* **記事の一部**
--------------------
映画監督の山田洋次氏(91)が24日、生まれ故郷の大阪・豊中市内で行われた映画「こんにちは、母さん」(9月1日公開)の先行上映会に登壇した。

山田氏の90本目の監督作で、「母べえ」(08年)、「母と暮せば」(15年)に続く「母」3部作の集大成。大会社の人事部長として日々神経をすり減らしながら、妻、娘との関係に頭を悩ませる神崎昭夫(大泉洋)と、東京・下町に暮らし、母・福江(吉永小百合)親子を心情豊かに描く。

吉永との親子の物語を描くにあたり、山田監督は早い段階から、息子役は「大泉洋が良いと思っていた」という。「テレビや映画でよく見ていたけれど、なかなか力のあるたいした役者。数少ないスターのひとり。彼が出るとパッと明るくなる。そこが大事。明るくならない俳優もたくさんいますし」と語った。
--------------------
* **データ抜粋**
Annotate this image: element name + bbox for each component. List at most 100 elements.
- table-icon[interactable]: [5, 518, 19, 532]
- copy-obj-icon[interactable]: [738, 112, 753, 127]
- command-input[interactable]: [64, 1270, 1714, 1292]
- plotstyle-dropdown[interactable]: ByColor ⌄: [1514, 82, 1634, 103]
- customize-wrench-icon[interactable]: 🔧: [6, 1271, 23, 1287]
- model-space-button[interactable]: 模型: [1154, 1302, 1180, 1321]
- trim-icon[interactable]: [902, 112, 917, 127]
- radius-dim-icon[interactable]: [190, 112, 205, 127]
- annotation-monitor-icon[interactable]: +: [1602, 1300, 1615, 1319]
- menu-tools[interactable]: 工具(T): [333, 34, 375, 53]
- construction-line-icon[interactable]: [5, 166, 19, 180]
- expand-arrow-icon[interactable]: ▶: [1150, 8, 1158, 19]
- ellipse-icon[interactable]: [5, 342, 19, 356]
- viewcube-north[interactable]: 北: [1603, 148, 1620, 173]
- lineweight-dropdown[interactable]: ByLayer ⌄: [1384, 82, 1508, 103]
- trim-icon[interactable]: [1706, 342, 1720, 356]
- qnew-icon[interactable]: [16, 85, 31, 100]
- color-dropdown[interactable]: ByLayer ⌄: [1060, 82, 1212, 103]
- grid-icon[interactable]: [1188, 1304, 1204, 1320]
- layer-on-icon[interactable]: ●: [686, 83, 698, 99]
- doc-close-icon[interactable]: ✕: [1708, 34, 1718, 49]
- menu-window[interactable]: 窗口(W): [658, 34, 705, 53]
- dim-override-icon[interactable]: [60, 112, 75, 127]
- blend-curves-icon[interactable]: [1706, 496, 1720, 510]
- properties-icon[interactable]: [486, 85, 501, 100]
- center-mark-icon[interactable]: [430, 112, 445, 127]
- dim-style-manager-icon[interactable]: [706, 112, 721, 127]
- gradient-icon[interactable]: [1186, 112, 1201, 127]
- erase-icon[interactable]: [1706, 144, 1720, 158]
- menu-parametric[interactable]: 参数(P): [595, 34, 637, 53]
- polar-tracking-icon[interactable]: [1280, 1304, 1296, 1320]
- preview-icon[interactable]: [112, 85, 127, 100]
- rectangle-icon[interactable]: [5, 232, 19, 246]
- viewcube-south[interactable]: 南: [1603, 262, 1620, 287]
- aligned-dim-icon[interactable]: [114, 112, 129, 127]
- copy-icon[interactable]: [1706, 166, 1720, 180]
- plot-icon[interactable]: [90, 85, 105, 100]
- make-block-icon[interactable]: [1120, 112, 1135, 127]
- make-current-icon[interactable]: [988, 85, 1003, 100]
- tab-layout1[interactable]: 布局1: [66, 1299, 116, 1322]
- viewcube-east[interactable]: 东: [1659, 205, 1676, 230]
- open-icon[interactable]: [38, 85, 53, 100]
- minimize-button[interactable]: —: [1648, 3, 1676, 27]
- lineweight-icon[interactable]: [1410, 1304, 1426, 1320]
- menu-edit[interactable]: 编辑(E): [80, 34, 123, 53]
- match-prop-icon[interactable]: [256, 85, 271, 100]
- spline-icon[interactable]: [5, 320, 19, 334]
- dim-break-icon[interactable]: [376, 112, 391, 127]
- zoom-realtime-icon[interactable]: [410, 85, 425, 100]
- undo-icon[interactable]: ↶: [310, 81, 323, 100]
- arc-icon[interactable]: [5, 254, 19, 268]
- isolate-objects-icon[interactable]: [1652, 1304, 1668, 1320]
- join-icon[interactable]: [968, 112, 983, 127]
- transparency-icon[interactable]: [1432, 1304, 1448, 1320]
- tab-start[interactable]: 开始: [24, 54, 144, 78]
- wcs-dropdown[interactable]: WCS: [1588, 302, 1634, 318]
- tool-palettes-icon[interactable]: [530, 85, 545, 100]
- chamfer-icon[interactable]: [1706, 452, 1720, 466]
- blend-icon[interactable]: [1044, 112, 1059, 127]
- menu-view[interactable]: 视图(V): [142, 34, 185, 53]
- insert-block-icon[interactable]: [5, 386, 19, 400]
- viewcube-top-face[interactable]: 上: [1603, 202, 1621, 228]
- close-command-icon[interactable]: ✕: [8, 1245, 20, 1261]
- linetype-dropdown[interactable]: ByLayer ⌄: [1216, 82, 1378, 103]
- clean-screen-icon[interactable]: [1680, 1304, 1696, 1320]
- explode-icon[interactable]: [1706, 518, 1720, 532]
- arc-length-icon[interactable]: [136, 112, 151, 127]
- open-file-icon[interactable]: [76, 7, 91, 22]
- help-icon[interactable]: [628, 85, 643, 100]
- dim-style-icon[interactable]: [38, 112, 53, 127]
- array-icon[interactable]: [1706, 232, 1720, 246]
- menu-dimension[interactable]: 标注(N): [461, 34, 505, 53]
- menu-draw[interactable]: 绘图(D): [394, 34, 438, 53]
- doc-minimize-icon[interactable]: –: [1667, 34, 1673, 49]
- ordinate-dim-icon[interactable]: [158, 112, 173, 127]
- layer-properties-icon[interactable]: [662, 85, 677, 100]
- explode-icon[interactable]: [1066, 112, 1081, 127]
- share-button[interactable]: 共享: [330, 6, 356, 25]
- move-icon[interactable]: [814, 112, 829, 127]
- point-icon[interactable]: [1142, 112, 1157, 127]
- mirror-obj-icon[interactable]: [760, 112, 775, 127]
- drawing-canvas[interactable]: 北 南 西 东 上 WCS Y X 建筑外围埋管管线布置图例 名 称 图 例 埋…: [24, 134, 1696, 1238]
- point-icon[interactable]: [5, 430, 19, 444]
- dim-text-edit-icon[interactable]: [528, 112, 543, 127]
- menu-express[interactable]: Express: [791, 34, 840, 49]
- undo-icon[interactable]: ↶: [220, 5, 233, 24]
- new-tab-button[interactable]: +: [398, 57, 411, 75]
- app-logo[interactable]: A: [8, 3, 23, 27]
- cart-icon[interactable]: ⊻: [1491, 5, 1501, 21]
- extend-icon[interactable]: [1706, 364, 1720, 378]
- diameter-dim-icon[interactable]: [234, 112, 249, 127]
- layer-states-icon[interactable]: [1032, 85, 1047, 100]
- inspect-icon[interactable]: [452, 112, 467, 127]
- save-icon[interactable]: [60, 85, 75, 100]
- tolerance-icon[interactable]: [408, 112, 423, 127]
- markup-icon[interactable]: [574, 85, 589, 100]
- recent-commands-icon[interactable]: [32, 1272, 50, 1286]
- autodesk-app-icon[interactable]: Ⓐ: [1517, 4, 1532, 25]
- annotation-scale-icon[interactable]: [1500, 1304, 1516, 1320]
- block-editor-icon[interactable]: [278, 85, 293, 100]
--------------------
* **やること**
山田洋次監督の新作映画「こんにちは、母さん」についての記事を、最後の文のあとから続けて書いてください。 ここに並ぶ項目は、記事とは別の資料です。

* **答え**
吉永の魅力については「うーん」と5秒ほど沈黙。会場の笑いに誘うと、「常識的な言い方になるけど、とにかく品が良い。あの人の人間性そのもの。非常に真面目だし、よく勉強もしてる。知的で人間として、しっかりしてる」とたたえた。

次回作については「まだ終わったばかりですからねえ」とニヤリ。「監督になってから何十年ももたつけど、いつも『こんなことをやりたい』というのは2つも3つも持ってる。できたら作りたいという気持ちもないわけではないですが、いつか限界が来るでしょうから、今は言いません」と話すにとどめた。

一方で、MCから地元でのロケをお願いされると、「生まれも育ちも(豊中市の)岡町。生まれた家も残ってる。あの家を映すようなロケができたら」とリップサービスも忘れなかった。